(Collection entries)

☆ ☆ ☆

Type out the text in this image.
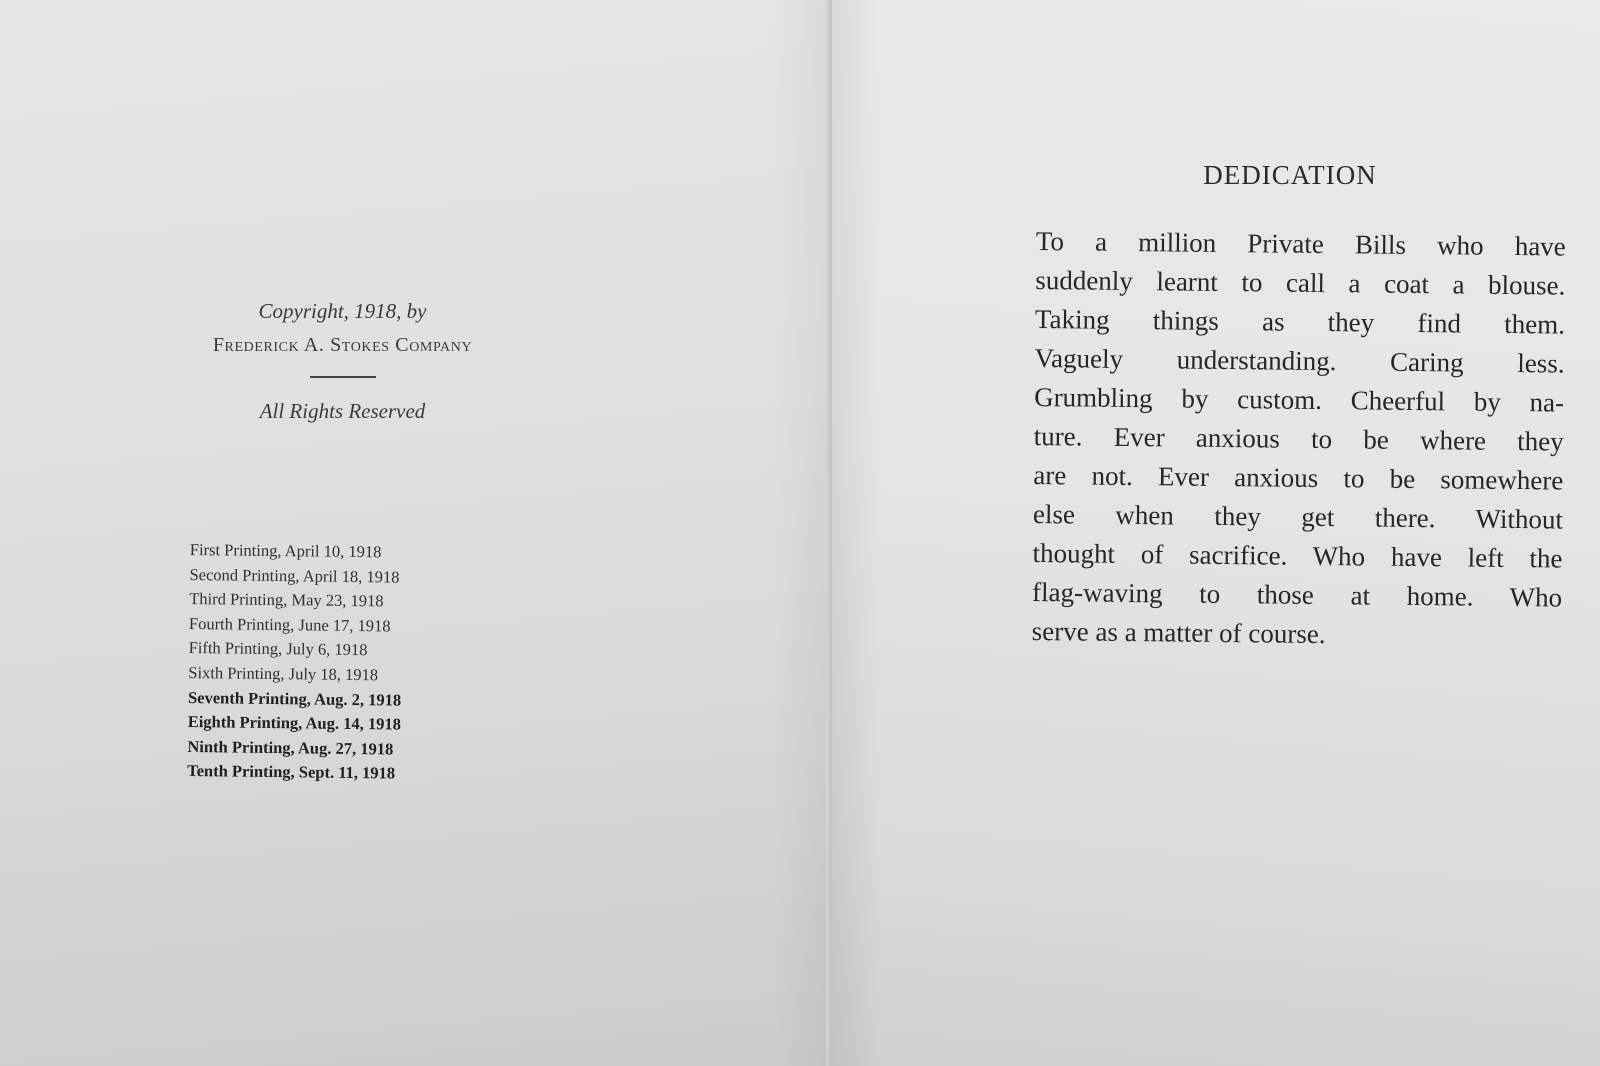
Copyright, 1918, by
Frederick A. Stokes Company
All Rights Reserved
First Printing, April 10, 1918
Second Printing, April 18, 1918
Third Printing, May 23, 1918
Fourth Printing, June 17, 1918
Fifth Printing, July 6, 1918
Sixth Printing, July 18, 1918
Seventh Printing, Aug. 2, 1918
Eighth Printing, Aug. 14, 1918
Ninth Printing, Aug. 27, 1918
Tenth Printing, Sept. 11, 1918
DEDICATION
To a million Private Bills who have
suddenly learnt to call a coat a blouse.
Taking things as they find them.
Vaguely understanding. Caring less.
Grumbling by custom. Cheerful by na-
ture. Ever anxious to be where they
are not. Ever anxious to be somewhere
else when they get there. Without
thought of sacrifice. Who have left the
flag-waving to those at home. Who
serve as a matter of course.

☆ ☆ ☆

• Goal:
Omit the pictures. Transcribe every record exactly.

• Written solution:
Type out the text in this image.
Copyright, 1918, by
Frederick A. Stokes Company
All Rights Reserved
First Printing, April 10, 1918
Second Printing, April 18, 1918
Third Printing, May 23, 1918
Fourth Printing, June 17, 1918
Fifth Printing, July 6, 1918
Sixth Printing, July 18, 1918
Seventh Printing, Aug. 2, 1918
Eighth Printing, Aug. 14, 1918
Ninth Printing, Aug. 27, 1918
Tenth Printing, Sept. 11, 1918
DEDICATION
To a million Private Bills who have
suddenly learnt to call a coat a blouse.
Taking things as they find them.
Vaguely understanding. Caring less.
Grumbling by custom. Cheerful by na-
ture. Ever anxious to be where they
are not. Ever anxious to be somewhere
else when they get there. Without
thought of sacrifice. Who have left the
flag-waving to those at home. Who
serve as a matter of course.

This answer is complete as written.